= Task prompt =
Write the material out again exactly as it stands.

= Material to process =
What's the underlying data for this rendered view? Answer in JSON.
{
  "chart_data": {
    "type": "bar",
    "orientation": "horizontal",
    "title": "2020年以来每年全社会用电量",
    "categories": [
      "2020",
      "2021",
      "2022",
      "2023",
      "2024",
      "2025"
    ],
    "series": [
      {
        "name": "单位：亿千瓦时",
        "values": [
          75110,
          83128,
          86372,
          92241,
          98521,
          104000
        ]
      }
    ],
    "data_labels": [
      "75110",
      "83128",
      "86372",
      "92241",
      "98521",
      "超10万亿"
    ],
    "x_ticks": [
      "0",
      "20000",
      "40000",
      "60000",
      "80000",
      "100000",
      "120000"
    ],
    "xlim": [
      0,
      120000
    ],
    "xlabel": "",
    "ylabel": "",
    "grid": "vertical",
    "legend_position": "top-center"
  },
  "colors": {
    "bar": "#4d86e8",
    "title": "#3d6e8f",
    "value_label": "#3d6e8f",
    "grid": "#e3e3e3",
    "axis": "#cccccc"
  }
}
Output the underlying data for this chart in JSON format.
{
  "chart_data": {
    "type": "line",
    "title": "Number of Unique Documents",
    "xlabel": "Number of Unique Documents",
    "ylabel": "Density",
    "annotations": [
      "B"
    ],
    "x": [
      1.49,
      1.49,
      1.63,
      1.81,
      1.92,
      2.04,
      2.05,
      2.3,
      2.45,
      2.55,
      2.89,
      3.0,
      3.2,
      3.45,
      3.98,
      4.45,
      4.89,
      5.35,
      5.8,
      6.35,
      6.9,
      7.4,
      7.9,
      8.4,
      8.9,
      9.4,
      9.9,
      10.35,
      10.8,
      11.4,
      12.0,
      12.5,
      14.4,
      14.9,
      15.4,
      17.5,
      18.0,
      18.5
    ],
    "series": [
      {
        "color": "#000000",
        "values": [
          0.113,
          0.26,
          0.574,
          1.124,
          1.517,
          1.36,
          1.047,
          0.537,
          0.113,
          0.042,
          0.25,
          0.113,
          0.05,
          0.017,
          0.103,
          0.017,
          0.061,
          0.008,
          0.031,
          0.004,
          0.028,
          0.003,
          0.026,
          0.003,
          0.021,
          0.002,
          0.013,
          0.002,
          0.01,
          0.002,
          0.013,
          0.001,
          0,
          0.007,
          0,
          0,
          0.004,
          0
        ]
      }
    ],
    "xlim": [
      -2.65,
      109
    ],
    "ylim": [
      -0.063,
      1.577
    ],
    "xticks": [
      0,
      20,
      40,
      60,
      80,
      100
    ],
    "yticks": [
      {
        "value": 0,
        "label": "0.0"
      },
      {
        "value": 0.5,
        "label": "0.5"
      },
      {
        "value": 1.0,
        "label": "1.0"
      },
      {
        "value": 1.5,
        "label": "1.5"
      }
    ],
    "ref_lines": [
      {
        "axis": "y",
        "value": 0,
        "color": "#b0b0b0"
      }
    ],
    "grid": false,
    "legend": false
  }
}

= Output of the exercise =
What's the underlying data for this rendered view? Answer in JSON.
{
  "chart_data": {
    "type": "bar",
    "orientation": "horizontal",
    "title": "2020年以来每年全社会用电量",
    "categories": [
      "2020",
      "2021",
      "2022",
      "2023",
      "2024",
      "2025"
    ],
    "series": [
      {
        "name": "单位：亿千瓦时",
        "values": [
          75110,
          83128,
          86372,
          92241,
          98521,
          104000
        ]
      }
    ],
    "data_labels": [
      "75110",
      "83128",
      "86372",
      "92241",
      "98521",
      "超10万亿"
    ],
    "x_ticks": [
      "0",
      "20000",
      "40000",
      "60000",
      "80000",
      "100000",
      "120000"
    ],
    "xlim": [
      0,
      120000
    ],
    "xlabel": "",
    "ylabel": "",
    "grid": "vertical",
    "legend_position": "top-center"
  },
  "colors": {
    "bar": "#4d86e8",
    "title": "#3d6e8f",
    "value_label": "#3d6e8f",
    "grid": "#e3e3e3",
    "axis": "#cccccc"
  }
}
Output the underlying data for this chart in JSON format.
{
  "chart_data": {
    "type": "line",
    "title": "Number of Unique Documents",
    "xlabel": "Number of Unique Documents",
    "ylabel": "Density",
    "annotations": [
      "B"
    ],
    "x": [
      1.49,
      1.49,
      1.63,
      1.81,
      1.92,
      2.04,
      2.05,
      2.3,
      2.45,
      2.55,
      2.89,
      3.0,
      3.2,
      3.45,
      3.98,
      4.45,
      4.89,
      5.35,
      5.8,
      6.35,
      6.9,
      7.4,
      7.9,
      8.4,
      8.9,
      9.4,
      9.9,
      10.35,
      10.8,
      11.4,
      12.0,
      12.5,
      14.4,
      14.9,
      15.4,
      17.5,
      18.0,
      18.5
    ],
    "series": [
      {
        "color": "#000000",
        "values": [
          0.113,
          0.26,
          0.574,
          1.124,
          1.517,
          1.36,
          1.047,
          0.537,
          0.113,
          0.042,
          0.25,
          0.113,
          0.05,
          0.017,
          0.103,
          0.017,
          0.061,
          0.008,
          0.031,
          0.004,
          0.028,
          0.003,
          0.026,
          0.003,
          0.021,
          0.002,
          0.013,
          0.002,
          0.01,
          0.002,
          0.013,
          0.001,
          0,
          0.007,
          0,
          0,
          0.004,
          0
        ]
      }
    ],
    "xlim": [
      -2.65,
      109
    ],
    "ylim": [
      -0.063,
      1.577
    ],
    "xticks": [
      0,
      20,
      40,
      60,
      80,
      100
    ],
    "yticks": [
      {
        "value": 0,
        "label": "0.0"
      },
      {
        "value": 0.5,
        "label": "0.5"
      },
      {
        "value": 1.0,
        "label": "1.0"
      },
      {
        "value": 1.5,
        "label": "1.5"
      }
    ],
    "ref_lines": [
      {
        "axis": "y",
        "value": 0,
        "color": "#b0b0b0"
      }
    ],
    "grid": false,
    "legend": false
  }
}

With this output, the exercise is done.